[Start of Supplied material]

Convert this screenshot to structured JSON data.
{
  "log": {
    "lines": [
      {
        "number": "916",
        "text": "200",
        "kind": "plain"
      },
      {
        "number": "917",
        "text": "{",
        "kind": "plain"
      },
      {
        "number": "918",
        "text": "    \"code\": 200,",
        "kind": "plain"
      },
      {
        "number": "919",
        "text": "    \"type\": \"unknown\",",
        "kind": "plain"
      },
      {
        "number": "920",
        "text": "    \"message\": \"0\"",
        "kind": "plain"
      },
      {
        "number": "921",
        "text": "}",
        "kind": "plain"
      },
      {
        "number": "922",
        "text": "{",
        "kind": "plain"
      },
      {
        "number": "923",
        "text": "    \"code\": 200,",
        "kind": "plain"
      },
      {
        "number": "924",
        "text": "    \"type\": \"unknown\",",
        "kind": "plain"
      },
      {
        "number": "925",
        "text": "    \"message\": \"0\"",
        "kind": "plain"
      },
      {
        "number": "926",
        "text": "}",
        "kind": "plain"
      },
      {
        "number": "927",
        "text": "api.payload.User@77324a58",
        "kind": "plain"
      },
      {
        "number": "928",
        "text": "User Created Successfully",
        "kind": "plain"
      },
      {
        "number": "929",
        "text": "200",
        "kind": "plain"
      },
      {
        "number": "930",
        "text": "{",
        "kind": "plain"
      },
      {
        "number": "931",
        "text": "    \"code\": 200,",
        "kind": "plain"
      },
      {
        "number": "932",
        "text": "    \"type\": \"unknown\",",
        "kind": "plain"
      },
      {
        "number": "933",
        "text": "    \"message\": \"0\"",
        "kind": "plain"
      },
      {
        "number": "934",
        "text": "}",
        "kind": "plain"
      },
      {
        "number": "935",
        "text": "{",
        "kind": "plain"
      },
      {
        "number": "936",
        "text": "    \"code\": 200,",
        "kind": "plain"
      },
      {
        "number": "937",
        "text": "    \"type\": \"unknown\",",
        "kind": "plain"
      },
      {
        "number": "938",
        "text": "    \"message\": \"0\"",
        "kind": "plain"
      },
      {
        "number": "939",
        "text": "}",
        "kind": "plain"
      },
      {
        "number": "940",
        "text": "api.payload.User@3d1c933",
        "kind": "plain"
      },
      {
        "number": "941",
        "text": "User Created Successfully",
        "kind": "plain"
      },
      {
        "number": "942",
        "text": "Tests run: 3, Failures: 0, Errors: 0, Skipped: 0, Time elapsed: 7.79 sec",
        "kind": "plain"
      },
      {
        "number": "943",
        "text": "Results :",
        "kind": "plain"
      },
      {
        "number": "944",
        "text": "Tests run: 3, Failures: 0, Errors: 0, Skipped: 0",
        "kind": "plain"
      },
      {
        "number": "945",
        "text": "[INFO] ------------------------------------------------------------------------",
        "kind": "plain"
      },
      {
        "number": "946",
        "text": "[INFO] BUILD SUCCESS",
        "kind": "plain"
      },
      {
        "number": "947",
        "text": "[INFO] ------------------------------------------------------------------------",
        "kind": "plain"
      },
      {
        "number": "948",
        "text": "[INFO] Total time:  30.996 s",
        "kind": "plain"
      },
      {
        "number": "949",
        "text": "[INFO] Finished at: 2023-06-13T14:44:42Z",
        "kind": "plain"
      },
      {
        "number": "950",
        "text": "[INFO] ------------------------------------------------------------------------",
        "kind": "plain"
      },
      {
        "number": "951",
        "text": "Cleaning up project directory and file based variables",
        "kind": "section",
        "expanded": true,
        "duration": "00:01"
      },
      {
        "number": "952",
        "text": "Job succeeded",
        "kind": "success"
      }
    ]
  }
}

[End of Supplied material]

Task objective.
Find the lines above that contain the word "Tests" and collect them.

Exercise answer.
        "text": "Tests run: 3, Failures: 0, Errors: 0, Skipped: 0, Time elapsed: 7.79 sec",
        "text": "Tests run: 3, Failures: 0, Errors: 0, Skipped: 0",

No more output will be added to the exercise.